* _INPUT RECORDS_:
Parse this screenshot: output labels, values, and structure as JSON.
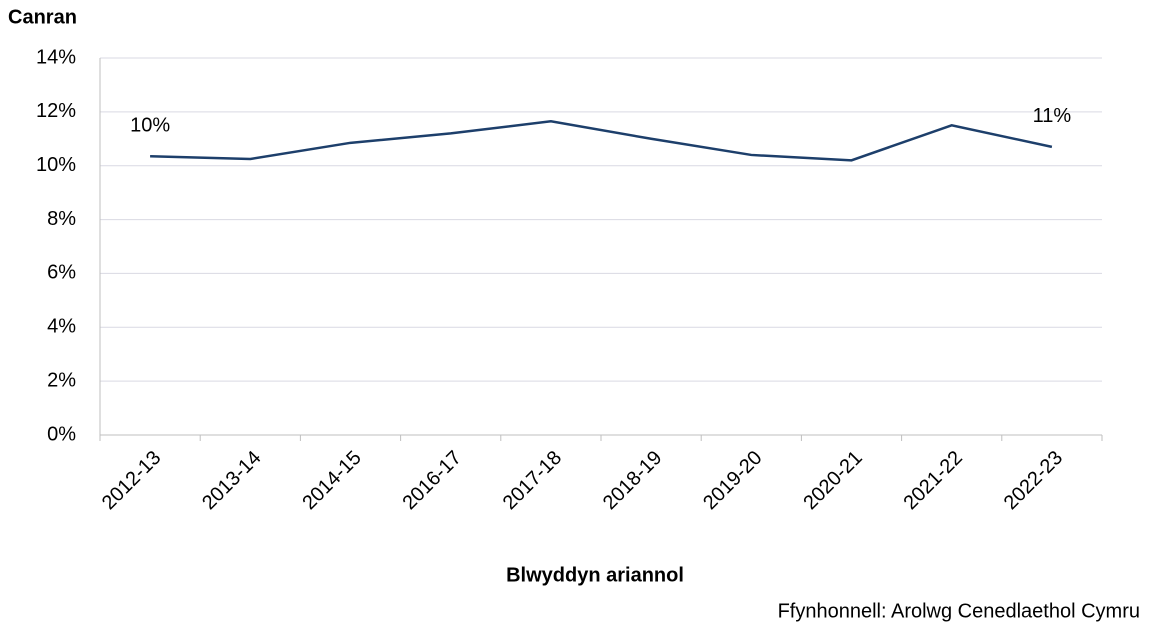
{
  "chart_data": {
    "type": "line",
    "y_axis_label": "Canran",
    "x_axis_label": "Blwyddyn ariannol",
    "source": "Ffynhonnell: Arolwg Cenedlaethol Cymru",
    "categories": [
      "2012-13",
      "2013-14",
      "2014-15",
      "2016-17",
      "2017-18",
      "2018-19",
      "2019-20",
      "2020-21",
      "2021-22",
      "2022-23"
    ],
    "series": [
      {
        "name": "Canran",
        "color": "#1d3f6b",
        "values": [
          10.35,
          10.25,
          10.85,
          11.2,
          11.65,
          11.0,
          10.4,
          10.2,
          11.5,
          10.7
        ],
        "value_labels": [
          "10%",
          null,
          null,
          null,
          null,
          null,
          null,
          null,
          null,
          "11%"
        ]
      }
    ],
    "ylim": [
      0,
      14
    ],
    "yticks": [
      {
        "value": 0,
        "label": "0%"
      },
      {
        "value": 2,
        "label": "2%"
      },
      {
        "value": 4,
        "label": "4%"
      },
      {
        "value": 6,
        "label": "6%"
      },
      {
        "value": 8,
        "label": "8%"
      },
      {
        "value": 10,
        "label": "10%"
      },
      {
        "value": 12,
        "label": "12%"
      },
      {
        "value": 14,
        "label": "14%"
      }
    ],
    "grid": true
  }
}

--

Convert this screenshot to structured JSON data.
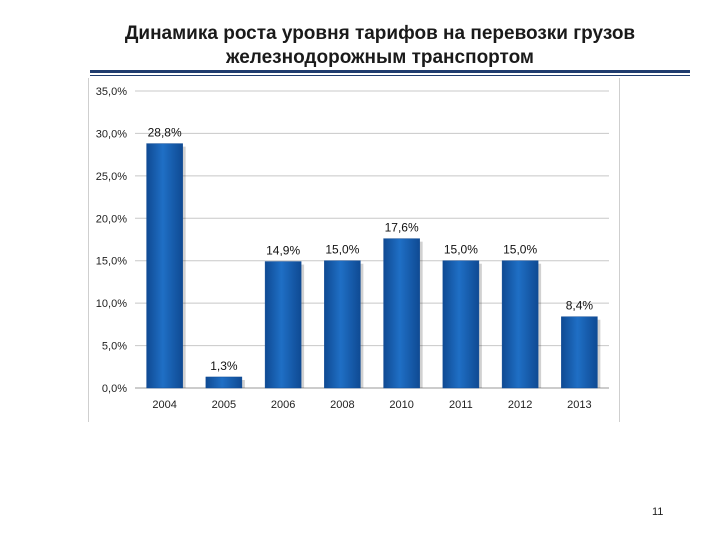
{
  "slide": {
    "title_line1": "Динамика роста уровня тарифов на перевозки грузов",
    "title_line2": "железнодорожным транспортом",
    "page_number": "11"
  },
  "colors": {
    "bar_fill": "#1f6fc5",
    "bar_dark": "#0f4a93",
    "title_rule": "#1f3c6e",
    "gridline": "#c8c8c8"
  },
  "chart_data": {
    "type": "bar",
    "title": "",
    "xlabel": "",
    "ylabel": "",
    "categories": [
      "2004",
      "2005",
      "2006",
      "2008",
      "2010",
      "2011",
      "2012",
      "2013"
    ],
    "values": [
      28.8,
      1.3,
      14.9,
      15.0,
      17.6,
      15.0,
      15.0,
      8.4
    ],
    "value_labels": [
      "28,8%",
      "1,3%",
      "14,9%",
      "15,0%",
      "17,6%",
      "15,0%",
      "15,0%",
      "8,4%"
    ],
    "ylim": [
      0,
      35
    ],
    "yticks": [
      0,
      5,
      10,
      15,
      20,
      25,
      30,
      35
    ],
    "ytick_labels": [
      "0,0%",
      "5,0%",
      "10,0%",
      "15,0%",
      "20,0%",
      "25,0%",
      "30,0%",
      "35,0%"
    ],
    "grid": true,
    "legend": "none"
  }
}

* _WHAT YOU ARE ASKED TO DO_: Select and copy every line from the records that includes the word "values".

* _TASK SOLUTION_:
Parse this screenshot: output labels, values, and structure as JSON.
        "values": [
    "values": [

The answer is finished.